WORK TO DO:
Check each line of the records for "panel"; collect those that have it.

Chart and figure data
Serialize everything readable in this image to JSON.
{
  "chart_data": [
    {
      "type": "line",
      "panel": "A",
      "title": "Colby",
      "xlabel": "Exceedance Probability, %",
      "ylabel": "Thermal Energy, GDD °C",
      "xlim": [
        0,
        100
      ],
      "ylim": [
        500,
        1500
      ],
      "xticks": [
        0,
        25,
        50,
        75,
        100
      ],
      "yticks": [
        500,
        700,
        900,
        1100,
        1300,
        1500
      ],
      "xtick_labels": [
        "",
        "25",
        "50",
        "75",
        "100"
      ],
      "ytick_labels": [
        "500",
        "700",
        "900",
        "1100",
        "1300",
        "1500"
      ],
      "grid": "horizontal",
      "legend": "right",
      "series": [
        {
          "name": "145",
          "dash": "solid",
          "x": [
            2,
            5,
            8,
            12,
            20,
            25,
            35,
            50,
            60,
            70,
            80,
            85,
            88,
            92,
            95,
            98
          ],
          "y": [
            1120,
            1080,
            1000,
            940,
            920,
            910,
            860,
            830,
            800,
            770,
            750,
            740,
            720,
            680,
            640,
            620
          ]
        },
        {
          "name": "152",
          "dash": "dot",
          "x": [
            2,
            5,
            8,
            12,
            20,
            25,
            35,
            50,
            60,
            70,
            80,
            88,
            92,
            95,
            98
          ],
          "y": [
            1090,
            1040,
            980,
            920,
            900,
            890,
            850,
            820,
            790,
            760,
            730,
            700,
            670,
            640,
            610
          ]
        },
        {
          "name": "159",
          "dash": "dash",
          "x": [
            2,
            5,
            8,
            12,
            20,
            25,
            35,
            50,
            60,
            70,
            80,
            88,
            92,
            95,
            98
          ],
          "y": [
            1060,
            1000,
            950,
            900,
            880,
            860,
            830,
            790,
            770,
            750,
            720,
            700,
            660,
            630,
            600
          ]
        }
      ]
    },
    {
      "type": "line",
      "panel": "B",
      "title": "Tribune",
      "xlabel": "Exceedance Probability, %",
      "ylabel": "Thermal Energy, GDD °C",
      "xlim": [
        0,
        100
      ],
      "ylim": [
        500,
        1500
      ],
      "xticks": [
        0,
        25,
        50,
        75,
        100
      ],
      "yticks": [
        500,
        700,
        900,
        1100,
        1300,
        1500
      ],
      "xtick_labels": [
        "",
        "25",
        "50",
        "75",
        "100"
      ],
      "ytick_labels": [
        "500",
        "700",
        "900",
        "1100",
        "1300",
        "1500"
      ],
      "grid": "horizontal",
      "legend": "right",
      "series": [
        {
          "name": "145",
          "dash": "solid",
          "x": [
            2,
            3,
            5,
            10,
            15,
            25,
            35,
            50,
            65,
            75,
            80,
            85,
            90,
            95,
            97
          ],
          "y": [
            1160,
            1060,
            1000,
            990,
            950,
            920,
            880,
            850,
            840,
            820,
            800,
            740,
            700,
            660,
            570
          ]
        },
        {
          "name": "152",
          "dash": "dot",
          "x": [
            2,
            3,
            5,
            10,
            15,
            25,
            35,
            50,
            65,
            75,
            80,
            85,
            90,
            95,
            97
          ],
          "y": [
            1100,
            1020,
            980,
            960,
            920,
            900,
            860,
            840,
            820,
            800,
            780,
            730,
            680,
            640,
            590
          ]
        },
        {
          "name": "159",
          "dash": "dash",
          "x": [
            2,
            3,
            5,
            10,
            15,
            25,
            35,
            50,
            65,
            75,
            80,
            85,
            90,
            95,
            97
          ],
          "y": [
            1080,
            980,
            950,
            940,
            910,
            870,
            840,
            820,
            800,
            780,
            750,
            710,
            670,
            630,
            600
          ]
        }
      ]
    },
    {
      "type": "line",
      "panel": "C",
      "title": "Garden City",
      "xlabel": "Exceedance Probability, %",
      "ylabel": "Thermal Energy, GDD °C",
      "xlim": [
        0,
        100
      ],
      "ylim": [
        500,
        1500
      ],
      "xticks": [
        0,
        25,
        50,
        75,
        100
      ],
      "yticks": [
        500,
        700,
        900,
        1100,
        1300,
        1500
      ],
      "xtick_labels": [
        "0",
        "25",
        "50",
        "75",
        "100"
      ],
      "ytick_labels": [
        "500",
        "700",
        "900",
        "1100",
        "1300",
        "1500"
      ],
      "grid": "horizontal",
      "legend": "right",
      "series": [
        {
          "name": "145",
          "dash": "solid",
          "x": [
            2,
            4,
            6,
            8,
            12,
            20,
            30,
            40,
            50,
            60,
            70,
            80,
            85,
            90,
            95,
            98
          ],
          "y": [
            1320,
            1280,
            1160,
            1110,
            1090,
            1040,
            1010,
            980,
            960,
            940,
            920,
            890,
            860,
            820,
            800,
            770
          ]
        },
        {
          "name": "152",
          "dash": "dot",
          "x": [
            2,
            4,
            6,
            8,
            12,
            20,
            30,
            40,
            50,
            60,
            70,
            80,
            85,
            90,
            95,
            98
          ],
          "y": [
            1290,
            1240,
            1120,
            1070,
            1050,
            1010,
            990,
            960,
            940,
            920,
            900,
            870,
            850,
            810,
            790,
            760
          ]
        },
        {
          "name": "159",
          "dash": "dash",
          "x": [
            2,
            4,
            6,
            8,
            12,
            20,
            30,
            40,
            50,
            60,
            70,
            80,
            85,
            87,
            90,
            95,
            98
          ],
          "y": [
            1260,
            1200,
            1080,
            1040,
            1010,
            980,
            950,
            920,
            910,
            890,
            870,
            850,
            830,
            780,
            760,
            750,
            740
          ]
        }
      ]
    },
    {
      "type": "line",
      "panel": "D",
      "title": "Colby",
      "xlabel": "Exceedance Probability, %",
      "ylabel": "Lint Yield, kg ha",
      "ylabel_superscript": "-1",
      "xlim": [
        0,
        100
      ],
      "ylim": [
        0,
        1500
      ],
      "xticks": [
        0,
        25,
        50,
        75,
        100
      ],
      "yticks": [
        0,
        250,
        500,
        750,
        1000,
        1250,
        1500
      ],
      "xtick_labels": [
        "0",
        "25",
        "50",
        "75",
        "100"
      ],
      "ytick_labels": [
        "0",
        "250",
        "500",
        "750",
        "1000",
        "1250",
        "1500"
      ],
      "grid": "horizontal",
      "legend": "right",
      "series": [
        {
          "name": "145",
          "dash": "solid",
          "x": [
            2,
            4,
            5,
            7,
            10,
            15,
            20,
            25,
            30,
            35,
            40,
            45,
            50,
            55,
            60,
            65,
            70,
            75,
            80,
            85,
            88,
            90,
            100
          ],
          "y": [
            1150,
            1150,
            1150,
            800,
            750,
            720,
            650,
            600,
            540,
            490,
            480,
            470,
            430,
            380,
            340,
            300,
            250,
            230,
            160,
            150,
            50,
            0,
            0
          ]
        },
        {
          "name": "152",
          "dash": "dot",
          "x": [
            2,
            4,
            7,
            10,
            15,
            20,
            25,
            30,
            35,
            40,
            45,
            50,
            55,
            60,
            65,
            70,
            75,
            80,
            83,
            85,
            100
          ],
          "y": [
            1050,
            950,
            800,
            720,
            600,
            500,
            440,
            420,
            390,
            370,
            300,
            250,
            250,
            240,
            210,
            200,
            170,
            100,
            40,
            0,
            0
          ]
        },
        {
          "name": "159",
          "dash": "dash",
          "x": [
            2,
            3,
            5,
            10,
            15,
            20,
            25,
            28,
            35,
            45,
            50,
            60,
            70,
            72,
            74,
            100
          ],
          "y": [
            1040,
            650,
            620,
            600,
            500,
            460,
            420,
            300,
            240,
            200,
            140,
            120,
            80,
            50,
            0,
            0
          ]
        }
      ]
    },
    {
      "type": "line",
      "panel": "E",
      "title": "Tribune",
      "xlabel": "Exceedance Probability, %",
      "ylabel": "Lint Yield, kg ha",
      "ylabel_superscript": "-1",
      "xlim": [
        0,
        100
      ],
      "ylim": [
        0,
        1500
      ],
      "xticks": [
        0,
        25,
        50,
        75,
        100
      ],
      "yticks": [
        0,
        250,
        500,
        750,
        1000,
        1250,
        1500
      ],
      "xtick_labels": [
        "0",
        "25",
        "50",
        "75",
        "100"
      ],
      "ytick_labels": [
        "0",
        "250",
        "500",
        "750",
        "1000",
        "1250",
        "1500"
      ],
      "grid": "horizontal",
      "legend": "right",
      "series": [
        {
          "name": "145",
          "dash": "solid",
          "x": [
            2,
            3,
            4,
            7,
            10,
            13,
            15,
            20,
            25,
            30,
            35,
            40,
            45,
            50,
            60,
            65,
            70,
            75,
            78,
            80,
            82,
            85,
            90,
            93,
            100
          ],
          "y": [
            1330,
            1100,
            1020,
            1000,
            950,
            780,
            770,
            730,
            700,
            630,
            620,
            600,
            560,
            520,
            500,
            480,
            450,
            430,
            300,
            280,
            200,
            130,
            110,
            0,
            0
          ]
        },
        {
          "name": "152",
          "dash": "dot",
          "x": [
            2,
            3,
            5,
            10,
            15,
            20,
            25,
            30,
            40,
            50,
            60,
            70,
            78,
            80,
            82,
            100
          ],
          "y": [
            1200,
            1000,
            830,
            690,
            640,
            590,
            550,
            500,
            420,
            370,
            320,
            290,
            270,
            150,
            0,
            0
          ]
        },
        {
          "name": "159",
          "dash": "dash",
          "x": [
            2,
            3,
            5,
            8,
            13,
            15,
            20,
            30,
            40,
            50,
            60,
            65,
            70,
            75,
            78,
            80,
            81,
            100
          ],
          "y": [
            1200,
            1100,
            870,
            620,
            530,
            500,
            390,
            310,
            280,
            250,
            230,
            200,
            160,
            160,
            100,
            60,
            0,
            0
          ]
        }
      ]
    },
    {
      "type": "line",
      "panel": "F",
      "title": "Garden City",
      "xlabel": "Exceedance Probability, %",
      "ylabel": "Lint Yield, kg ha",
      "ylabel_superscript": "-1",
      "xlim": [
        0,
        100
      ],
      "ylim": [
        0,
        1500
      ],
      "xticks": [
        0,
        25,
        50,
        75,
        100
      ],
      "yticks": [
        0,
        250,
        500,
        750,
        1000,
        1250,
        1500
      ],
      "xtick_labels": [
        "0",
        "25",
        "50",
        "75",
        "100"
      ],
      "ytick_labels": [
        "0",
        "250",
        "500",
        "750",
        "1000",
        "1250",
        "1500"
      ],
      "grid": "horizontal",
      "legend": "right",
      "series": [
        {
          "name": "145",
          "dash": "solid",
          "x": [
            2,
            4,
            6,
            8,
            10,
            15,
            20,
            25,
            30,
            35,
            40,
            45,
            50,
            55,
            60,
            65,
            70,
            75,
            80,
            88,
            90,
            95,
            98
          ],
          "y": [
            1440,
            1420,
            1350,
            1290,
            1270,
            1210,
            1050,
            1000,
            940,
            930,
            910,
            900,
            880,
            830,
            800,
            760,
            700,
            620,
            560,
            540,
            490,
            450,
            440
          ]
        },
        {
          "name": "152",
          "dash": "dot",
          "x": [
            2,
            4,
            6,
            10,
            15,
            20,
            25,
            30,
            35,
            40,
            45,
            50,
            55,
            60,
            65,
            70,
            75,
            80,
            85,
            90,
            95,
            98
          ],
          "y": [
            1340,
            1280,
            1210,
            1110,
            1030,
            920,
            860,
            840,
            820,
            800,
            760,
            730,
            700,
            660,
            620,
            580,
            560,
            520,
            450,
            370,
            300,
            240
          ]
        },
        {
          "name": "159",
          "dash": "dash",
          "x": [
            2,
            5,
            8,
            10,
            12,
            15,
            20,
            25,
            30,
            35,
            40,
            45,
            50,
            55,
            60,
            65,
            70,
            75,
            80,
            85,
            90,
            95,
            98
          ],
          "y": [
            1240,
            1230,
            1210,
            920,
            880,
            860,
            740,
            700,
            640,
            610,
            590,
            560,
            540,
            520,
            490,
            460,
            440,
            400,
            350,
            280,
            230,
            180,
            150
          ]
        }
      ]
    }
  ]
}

CORRECT RESULT:
      "panel": "A",
      "panel": "B",
      "panel": "C",
      "panel": "D",
      "panel": "E",
      "panel": "F",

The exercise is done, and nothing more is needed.